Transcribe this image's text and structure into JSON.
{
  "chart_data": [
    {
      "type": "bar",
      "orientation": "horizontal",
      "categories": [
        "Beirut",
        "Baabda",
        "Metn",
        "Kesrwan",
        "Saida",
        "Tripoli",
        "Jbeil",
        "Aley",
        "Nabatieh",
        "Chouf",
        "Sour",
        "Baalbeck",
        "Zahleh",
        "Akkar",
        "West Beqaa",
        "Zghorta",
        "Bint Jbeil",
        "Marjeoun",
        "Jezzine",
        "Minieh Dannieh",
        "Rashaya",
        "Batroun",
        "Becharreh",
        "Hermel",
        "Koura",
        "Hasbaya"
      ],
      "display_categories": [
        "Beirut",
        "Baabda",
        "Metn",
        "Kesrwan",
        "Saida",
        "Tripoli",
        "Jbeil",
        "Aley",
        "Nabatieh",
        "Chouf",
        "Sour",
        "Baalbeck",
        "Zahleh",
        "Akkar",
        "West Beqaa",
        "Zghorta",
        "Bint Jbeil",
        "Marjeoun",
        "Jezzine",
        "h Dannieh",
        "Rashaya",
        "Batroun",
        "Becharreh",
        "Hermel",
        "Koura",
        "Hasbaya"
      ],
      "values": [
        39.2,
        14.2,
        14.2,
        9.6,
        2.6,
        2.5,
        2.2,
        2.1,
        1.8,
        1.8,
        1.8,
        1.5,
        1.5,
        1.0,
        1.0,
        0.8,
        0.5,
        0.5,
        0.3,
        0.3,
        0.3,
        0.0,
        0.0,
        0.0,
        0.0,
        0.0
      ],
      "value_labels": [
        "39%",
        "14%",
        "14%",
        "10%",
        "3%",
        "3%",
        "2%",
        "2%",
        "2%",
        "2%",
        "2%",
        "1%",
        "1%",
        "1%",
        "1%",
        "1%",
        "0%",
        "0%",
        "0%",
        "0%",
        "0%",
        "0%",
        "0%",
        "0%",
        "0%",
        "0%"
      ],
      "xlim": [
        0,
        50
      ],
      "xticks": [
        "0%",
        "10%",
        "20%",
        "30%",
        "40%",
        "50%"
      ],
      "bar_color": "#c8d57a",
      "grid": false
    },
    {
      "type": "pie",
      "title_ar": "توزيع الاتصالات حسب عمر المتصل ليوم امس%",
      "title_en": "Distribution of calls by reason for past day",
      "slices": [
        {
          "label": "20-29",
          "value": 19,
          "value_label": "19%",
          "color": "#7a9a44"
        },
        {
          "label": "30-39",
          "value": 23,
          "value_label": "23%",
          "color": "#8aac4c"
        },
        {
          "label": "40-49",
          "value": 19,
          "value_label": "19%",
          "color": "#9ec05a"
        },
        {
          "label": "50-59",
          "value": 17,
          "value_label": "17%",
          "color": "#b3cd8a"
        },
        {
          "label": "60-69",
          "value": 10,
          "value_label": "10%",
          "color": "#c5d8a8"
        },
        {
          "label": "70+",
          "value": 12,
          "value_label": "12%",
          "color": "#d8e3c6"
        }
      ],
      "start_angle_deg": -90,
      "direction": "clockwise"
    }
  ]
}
==========
**Instructions to follow**
The entries above must be returned in full, exactly as shown.

**Answer for the task**
Transcribe this image's text and structure into JSON.
{
  "chart_data": [
    {
      "type": "bar",
      "orientation": "horizontal",
      "categories": [
        "Beirut",
        "Baabda",
        "Metn",
        "Kesrwan",
        "Saida",
        "Tripoli",
        "Jbeil",
        "Aley",
        "Nabatieh",
        "Chouf",
        "Sour",
        "Baalbeck",
        "Zahleh",
        "Akkar",
        "West Beqaa",
        "Zghorta",
        "Bint Jbeil",
        "Marjeoun",
        "Jezzine",
        "Minieh Dannieh",
        "Rashaya",
        "Batroun",
        "Becharreh",
        "Hermel",
        "Koura",
        "Hasbaya"
      ],
      "display_categories": [
        "Beirut",
        "Baabda",
        "Metn",
        "Kesrwan",
        "Saida",
        "Tripoli",
        "Jbeil",
        "Aley",
        "Nabatieh",
        "Chouf",
        "Sour",
        "Baalbeck",
        "Zahleh",
        "Akkar",
        "West Beqaa",
        "Zghorta",
        "Bint Jbeil",
        "Marjeoun",
        "Jezzine",
        "h Dannieh",
        "Rashaya",
        "Batroun",
        "Becharreh",
        "Hermel",
        "Koura",
        "Hasbaya"
      ],
      "values": [
        39.2,
        14.2,
        14.2,
        9.6,
        2.6,
        2.5,
        2.2,
        2.1,
        1.8,
        1.8,
        1.8,
        1.5,
        1.5,
        1.0,
        1.0,
        0.8,
        0.5,
        0.5,
        0.3,
        0.3,
        0.3,
        0.0,
        0.0,
        0.0,
        0.0,
        0.0
      ],
      "value_labels": [
        "39%",
        "14%",
        "14%",
        "10%",
        "3%",
        "3%",
        "2%",
        "2%",
        "2%",
        "2%",
        "2%",
        "1%",
        "1%",
        "1%",
        "1%",
        "1%",
        "0%",
        "0%",
        "0%",
        "0%",
        "0%",
        "0%",
        "0%",
        "0%",
        "0%",
        "0%"
      ],
      "xlim": [
        0,
        50
      ],
      "xticks": [
        "0%",
        "10%",
        "20%",
        "30%",
        "40%",
        "50%"
      ],
      "bar_color": "#c8d57a",
      "grid": false
    },
    {
      "type": "pie",
      "title_ar": "توزيع الاتصالات حسب عمر المتصل ليوم امس%",
      "title_en": "Distribution of calls by reason for past day",
      "slices": [
        {
          "label": "20-29",
          "value": 19,
          "value_label": "19%",
          "color": "#7a9a44"
        },
        {
          "label": "30-39",
          "value": 23,
          "value_label": "23%",
          "color": "#8aac4c"
        },
        {
          "label": "40-49",
          "value": 19,
          "value_label": "19%",
          "color": "#9ec05a"
        },
        {
          "label": "50-59",
          "value": 17,
          "value_label": "17%",
          "color": "#b3cd8a"
        },
        {
          "label": "60-69",
          "value": 10,
          "value_label": "10%",
          "color": "#c5d8a8"
        },
        {
          "label": "70+",
          "value": 12,
          "value_label": "12%",
          "color": "#d8e3c6"
        }
      ],
      "start_angle_deg": -90,
      "direction": "clockwise"
    }
  ]
}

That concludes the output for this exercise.